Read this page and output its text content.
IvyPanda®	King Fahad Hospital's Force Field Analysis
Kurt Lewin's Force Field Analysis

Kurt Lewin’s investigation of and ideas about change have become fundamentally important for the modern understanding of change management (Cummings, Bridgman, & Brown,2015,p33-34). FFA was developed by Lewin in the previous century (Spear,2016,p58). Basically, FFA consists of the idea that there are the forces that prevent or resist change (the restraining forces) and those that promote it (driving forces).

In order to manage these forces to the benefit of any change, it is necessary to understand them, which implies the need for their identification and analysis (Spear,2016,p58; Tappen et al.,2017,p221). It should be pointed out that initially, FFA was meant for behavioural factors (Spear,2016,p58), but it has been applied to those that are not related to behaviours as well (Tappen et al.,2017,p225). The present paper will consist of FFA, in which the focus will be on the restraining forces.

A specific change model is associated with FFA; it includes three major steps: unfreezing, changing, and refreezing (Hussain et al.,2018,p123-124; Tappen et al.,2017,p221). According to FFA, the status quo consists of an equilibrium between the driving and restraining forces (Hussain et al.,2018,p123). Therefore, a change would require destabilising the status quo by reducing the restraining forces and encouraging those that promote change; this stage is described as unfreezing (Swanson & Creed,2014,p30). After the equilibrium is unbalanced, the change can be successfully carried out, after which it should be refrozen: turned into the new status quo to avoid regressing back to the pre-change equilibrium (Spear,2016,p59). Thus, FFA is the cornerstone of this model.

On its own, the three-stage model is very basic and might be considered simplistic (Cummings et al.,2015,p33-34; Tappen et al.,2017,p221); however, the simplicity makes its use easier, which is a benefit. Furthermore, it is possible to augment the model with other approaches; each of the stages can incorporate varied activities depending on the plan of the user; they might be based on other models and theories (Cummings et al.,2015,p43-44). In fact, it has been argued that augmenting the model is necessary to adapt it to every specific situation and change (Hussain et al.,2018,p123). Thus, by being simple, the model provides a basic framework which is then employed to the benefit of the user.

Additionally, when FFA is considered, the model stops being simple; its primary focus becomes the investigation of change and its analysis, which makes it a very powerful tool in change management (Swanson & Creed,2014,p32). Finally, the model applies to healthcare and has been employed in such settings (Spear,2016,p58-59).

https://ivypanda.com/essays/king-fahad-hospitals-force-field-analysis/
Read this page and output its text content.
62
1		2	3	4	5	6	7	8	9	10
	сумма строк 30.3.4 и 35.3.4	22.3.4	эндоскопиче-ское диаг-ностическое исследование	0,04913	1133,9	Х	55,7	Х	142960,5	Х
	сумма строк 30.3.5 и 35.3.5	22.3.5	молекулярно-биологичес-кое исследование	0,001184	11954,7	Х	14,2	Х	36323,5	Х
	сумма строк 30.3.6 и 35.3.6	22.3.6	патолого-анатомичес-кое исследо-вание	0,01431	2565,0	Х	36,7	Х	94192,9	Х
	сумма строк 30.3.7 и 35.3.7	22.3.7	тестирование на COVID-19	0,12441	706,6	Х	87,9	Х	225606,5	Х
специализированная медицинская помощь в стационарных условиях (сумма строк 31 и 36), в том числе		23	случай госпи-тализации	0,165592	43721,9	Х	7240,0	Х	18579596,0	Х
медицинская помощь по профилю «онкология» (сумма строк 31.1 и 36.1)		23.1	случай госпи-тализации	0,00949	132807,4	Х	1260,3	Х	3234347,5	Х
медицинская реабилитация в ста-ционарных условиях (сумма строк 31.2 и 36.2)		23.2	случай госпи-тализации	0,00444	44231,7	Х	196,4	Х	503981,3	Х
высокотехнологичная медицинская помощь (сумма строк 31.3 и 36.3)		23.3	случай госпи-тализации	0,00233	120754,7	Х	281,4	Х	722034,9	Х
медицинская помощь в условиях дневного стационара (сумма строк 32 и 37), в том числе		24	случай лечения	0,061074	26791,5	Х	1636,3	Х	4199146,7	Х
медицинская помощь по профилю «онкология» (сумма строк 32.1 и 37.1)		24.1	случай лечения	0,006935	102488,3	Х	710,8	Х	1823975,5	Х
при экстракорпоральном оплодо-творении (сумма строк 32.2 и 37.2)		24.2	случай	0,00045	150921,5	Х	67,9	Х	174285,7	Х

* _What you are asked to do_: Copy each line of the data exactly, leaving nothing out.

* _Task output_:
Read this page and output its text content.
IvyPanda®	King Fahad Hospital's Force Field Analysis
Kurt Lewin's Force Field Analysis

Kurt Lewin’s investigation of and ideas about change have become fundamentally important for the modern understanding of change management (Cummings, Bridgman, & Brown,2015,p33-34). FFA was developed by Lewin in the previous century (Spear,2016,p58). Basically, FFA consists of the idea that there are the forces that prevent or resist change (the restraining forces) and those that promote it (driving forces).

In order to manage these forces to the benefit of any change, it is necessary to understand them, which implies the need for their identification and analysis (Spear,2016,p58; Tappen et al.,2017,p221). It should be pointed out that initially, FFA was meant for behavioural factors (Spear,2016,p58), but it has been applied to those that are not related to behaviours as well (Tappen et al.,2017,p225). The present paper will consist of FFA, in which the focus will be on the restraining forces.

A specific change model is associated with FFA; it includes three major steps: unfreezing, changing, and refreezing (Hussain et al.,2018,p123-124; Tappen et al.,2017,p221). According to FFA, the status quo consists of an equilibrium between the driving and restraining forces (Hussain et al.,2018,p123). Therefore, a change would require destabilising the status quo by reducing the restraining forces and encouraging those that promote change; this stage is described as unfreezing (Swanson & Creed,2014,p30). After the equilibrium is unbalanced, the change can be successfully carried out, after which it should be refrozen: turned into the new status quo to avoid regressing back to the pre-change equilibrium (Spear,2016,p59). Thus, FFA is the cornerstone of this model.

On its own, the three-stage model is very basic and might be considered simplistic (Cummings et al.,2015,p33-34; Tappen et al.,2017,p221); however, the simplicity makes its use easier, which is a benefit. Furthermore, it is possible to augment the model with other approaches; each of the stages can incorporate varied activities depending on the plan of the user; they might be based on other models and theories (Cummings et al.,2015,p43-44). In fact, it has been argued that augmenting the model is necessary to adapt it to every specific situation and change (Hussain et al.,2018,p123). Thus, by being simple, the model provides a basic framework which is then employed to the benefit of the user.

Additionally, when FFA is considered, the model stops being simple; its primary focus becomes the investigation of change and its analysis, which makes it a very powerful tool in change management (Swanson & Creed,2014,p32). Finally, the model applies to healthcare and has been employed in such settings (Spear,2016,p58-59).

https://ivypanda.com/essays/king-fahad-hospitals-force-field-analysis/
Read this page and output its text content.
62
1		2	3	4	5	6	7	8	9	10
	сумма строк 30.3.4 и 35.3.4	22.3.4	эндоскопиче-ское диаг-ностическое исследование	0,04913	1133,9	Х	55,7	Х	142960,5	Х
	сумма строк 30.3.5 и 35.3.5	22.3.5	молекулярно-биологичес-кое исследование	0,001184	11954,7	Х	14,2	Х	36323,5	Х
	сумма строк 30.3.6 и 35.3.6	22.3.6	патолого-анатомичес-кое исследо-вание	0,01431	2565,0	Х	36,7	Х	94192,9	Х
	сумма строк 30.3.7 и 35.3.7	22.3.7	тестирование на COVID-19	0,12441	706,6	Х	87,9	Х	225606,5	Х
специализированная медицинская помощь в стационарных условиях (сумма строк 31 и 36), в том числе		23	случай госпи-тализации	0,165592	43721,9	Х	7240,0	Х	18579596,0	Х
медицинская помощь по профилю «онкология» (сумма строк 31.1 и 36.1)		23.1	случай госпи-тализации	0,00949	132807,4	Х	1260,3	Х	3234347,5	Х
медицинская реабилитация в ста-ционарных условиях (сумма строк 31.2 и 36.2)		23.2	случай госпи-тализации	0,00444	44231,7	Х	196,4	Х	503981,3	Х
высокотехнологичная медицинская помощь (сумма строк 31.3 и 36.3)		23.3	случай госпи-тализации	0,00233	120754,7	Х	281,4	Х	722034,9	Х
медицинская помощь в условиях дневного стационара (сумма строк 32 и 37), в том числе		24	случай лечения	0,061074	26791,5	Х	1636,3	Х	4199146,7	Х
медицинская помощь по профилю «онкология» (сумма строк 32.1 и 37.1)		24.1	случай лечения	0,006935	102488,3	Х	710,8	Х	1823975,5	Х
при экстракорпоральном оплодо-творении (сумма строк 32.2 и 37.2)		24.2	случай	0,00045	150921,5	Х	67,9	Х	174285,7	Х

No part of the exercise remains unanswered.